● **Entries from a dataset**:

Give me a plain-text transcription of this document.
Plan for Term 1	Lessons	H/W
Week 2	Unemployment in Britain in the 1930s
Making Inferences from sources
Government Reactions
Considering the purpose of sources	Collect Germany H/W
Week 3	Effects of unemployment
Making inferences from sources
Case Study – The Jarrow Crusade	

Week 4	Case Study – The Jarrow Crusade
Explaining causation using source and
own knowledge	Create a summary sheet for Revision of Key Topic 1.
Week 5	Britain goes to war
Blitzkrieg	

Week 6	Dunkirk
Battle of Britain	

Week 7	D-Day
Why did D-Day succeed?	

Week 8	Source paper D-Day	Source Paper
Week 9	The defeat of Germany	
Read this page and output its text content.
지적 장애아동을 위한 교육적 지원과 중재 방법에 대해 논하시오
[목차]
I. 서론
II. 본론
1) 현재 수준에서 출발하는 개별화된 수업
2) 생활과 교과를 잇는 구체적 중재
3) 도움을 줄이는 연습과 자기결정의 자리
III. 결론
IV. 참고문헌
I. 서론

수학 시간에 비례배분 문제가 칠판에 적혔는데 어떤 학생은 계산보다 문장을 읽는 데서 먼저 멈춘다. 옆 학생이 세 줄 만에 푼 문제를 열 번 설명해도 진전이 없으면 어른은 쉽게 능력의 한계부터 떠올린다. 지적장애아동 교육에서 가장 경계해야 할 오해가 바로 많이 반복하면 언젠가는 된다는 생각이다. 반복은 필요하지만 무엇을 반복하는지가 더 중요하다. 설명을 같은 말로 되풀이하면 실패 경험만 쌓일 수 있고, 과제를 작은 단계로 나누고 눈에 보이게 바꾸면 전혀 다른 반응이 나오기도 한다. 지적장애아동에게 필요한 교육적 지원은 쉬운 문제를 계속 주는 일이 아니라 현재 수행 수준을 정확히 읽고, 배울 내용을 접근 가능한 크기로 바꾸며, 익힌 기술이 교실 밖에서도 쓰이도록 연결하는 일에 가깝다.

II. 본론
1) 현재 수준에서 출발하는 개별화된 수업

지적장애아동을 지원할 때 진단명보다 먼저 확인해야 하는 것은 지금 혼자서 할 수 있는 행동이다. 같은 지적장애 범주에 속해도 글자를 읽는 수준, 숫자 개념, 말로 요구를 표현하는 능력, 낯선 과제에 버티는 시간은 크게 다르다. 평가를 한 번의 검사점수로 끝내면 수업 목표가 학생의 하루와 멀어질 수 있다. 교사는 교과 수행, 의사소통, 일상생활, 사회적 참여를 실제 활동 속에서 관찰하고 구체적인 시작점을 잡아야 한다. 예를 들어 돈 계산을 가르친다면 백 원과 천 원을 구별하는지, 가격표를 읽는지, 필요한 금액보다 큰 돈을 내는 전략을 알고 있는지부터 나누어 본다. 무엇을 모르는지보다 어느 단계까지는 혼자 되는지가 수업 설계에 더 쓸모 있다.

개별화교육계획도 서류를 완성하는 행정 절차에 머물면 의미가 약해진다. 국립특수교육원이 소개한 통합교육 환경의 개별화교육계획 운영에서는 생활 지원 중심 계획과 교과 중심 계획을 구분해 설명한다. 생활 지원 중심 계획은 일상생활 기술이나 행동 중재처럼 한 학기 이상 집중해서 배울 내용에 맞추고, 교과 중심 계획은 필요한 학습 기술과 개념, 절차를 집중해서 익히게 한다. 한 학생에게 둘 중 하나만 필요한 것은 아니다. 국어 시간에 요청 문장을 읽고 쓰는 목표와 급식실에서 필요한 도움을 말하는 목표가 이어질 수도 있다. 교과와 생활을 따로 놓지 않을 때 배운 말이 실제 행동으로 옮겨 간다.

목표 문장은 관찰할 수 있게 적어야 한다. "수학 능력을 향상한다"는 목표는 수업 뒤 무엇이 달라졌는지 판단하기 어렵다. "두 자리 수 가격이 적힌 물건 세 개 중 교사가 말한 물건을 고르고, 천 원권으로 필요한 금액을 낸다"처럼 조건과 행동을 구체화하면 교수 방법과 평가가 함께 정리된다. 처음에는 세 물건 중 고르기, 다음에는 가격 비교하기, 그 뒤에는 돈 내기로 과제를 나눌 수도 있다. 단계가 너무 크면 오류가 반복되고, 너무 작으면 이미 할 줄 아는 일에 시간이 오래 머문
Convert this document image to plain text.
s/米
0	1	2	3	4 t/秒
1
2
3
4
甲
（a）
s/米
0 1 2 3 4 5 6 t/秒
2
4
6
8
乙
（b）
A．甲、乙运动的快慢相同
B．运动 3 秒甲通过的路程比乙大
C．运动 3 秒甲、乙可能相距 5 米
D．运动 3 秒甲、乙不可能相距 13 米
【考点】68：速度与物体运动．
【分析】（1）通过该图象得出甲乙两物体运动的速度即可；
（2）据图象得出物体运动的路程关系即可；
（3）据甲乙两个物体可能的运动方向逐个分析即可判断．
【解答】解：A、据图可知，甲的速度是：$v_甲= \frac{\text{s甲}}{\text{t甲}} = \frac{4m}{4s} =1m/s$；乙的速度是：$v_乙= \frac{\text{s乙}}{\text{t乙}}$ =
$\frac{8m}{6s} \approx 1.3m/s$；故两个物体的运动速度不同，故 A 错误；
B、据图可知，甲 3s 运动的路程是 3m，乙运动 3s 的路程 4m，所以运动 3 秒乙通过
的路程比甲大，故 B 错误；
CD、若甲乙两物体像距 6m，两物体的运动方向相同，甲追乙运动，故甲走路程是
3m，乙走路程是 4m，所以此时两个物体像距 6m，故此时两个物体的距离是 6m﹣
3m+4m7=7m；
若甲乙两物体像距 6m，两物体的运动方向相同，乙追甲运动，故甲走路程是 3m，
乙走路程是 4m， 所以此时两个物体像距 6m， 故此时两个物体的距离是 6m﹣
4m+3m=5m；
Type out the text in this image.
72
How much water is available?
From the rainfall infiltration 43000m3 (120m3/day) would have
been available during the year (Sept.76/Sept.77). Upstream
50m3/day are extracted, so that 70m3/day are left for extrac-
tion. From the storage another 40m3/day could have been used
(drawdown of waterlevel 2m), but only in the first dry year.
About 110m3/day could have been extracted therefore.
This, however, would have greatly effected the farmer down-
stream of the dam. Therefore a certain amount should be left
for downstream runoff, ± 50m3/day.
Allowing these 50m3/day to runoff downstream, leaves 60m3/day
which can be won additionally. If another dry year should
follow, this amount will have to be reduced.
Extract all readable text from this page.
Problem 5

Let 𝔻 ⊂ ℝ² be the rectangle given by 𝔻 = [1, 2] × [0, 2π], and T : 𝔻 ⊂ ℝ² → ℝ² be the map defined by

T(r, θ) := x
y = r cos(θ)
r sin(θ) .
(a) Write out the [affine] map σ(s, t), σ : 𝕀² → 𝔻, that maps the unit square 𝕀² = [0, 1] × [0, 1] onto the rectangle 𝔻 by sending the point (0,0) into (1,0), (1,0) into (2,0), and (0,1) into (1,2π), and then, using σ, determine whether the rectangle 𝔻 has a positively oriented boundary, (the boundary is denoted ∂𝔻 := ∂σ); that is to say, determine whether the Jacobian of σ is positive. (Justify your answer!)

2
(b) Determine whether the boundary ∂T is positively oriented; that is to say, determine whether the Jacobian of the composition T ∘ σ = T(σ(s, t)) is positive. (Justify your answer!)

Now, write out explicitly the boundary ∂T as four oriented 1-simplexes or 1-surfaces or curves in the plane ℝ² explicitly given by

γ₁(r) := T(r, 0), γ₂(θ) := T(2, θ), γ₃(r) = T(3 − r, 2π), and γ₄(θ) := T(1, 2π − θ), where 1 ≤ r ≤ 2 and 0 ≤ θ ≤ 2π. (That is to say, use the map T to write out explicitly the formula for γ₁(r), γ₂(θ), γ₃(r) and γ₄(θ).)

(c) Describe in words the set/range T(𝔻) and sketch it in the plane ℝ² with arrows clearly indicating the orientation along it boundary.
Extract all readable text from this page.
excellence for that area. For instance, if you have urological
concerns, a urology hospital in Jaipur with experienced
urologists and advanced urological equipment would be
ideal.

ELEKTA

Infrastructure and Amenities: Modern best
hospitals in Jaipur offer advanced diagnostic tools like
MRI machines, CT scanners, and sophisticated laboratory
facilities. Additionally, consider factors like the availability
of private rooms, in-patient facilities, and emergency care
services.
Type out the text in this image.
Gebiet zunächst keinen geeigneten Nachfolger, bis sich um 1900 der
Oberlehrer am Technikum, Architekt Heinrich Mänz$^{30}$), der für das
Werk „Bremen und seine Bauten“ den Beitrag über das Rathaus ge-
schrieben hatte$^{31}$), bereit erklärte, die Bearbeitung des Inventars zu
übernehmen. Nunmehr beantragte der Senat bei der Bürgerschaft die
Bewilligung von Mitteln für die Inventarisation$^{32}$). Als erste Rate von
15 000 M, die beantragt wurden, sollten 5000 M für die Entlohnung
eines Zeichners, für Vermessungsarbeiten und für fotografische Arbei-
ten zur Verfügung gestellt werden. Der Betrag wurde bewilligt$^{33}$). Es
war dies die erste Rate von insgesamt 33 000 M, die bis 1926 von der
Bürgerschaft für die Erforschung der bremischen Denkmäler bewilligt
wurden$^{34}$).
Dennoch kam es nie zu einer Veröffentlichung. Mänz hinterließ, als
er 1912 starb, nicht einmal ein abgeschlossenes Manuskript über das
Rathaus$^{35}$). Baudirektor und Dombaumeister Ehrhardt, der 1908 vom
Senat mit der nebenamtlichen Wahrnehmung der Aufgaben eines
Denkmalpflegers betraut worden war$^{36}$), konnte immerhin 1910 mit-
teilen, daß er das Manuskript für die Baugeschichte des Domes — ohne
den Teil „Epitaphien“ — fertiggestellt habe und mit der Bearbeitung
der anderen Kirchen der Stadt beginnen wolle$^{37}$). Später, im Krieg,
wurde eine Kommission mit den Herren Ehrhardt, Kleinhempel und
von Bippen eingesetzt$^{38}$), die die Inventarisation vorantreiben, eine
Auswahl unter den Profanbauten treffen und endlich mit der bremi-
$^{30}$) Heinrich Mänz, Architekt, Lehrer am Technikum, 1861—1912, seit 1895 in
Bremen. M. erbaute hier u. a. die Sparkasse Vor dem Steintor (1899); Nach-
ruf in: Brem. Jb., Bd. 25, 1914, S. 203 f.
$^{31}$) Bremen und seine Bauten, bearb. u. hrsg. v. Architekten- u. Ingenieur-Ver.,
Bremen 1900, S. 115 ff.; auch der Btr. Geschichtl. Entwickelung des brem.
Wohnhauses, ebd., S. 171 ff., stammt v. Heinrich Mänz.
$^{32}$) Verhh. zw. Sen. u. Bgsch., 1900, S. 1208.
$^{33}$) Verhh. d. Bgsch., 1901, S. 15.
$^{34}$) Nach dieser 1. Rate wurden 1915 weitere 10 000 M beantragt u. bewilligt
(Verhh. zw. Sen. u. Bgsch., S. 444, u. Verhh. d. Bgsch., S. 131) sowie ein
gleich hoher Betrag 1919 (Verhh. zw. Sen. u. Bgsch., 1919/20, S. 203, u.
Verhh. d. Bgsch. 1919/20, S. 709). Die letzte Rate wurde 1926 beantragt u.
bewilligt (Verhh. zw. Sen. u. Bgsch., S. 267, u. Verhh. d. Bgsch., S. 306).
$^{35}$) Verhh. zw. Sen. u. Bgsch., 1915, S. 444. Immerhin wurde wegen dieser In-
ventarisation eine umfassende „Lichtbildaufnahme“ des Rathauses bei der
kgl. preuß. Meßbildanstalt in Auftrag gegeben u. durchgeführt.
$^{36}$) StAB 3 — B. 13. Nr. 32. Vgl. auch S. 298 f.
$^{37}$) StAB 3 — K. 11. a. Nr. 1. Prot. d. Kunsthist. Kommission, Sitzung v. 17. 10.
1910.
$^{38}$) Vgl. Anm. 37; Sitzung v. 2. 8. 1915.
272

● **YOUR OBJECTIVE**: Your task is to gather every line with the word "like" and copy it.

● **EXPECTED OUTPUT**:
hospitals in Jaipur offer advanced diagnostic tools like
facilities. Additionally, consider factors like the availability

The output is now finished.